Supplied material:
+--

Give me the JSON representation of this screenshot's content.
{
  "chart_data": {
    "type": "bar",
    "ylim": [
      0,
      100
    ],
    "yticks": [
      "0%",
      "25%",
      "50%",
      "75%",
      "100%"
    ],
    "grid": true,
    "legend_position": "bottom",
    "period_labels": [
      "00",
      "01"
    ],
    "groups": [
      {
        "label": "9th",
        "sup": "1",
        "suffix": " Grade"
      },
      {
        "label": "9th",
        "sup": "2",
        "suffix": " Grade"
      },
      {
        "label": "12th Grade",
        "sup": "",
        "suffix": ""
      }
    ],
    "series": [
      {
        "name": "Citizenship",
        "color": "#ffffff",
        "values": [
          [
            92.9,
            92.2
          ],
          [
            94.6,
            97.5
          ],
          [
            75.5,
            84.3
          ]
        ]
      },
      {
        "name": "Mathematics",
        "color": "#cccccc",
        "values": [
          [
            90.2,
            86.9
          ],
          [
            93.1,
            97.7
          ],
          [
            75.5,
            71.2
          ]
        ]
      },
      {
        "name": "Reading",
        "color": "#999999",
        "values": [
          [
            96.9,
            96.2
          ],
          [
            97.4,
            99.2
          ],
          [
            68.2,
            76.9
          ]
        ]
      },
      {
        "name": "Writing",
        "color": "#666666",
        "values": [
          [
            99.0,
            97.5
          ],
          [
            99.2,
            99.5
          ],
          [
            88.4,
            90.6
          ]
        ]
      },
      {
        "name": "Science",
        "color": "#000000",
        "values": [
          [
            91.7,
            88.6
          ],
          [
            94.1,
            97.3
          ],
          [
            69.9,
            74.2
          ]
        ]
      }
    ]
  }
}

+--

Repeat the material above in full, quoting it exactly.

Result for this exercise:
Give me the JSON representation of this screenshot's content.
{
  "chart_data": {
    "type": "bar",
    "ylim": [
      0,
      100
    ],
    "yticks": [
      "0%",
      "25%",
      "50%",
      "75%",
      "100%"
    ],
    "grid": true,
    "legend_position": "bottom",
    "period_labels": [
      "00",
      "01"
    ],
    "groups": [
      {
        "label": "9th",
        "sup": "1",
        "suffix": " Grade"
      },
      {
        "label": "9th",
        "sup": "2",
        "suffix": " Grade"
      },
      {
        "label": "12th Grade",
        "sup": "",
        "suffix": ""
      }
    ],
    "series": [
      {
        "name": "Citizenship",
        "color": "#ffffff",
        "values": [
          [
            92.9,
            92.2
          ],
          [
            94.6,
            97.5
          ],
          [
            75.5,
            84.3
          ]
        ]
      },
      {
        "name": "Mathematics",
        "color": "#cccccc",
        "values": [
          [
            90.2,
            86.9
          ],
          [
            93.1,
            97.7
          ],
          [
            75.5,
            71.2
          ]
        ]
      },
      {
        "name": "Reading",
        "color": "#999999",
        "values": [
          [
            96.9,
            96.2
          ],
          [
            97.4,
            99.2
          ],
          [
            68.2,
            76.9
          ]
        ]
      },
      {
        "name": "Writing",
        "color": "#666666",
        "values": [
          [
            99.0,
            97.5
          ],
          [
            99.2,
            99.5
          ],
          [
            88.4,
            90.6
          ]
        ]
      },
      {
        "name": "Science",
        "color": "#000000",
        "values": [
          [
            91.7,
            88.6
          ],
          [
            94.1,
            97.3
          ],
          [
            69.9,
            74.2
          ]
        ]
      }
    ]
  }
}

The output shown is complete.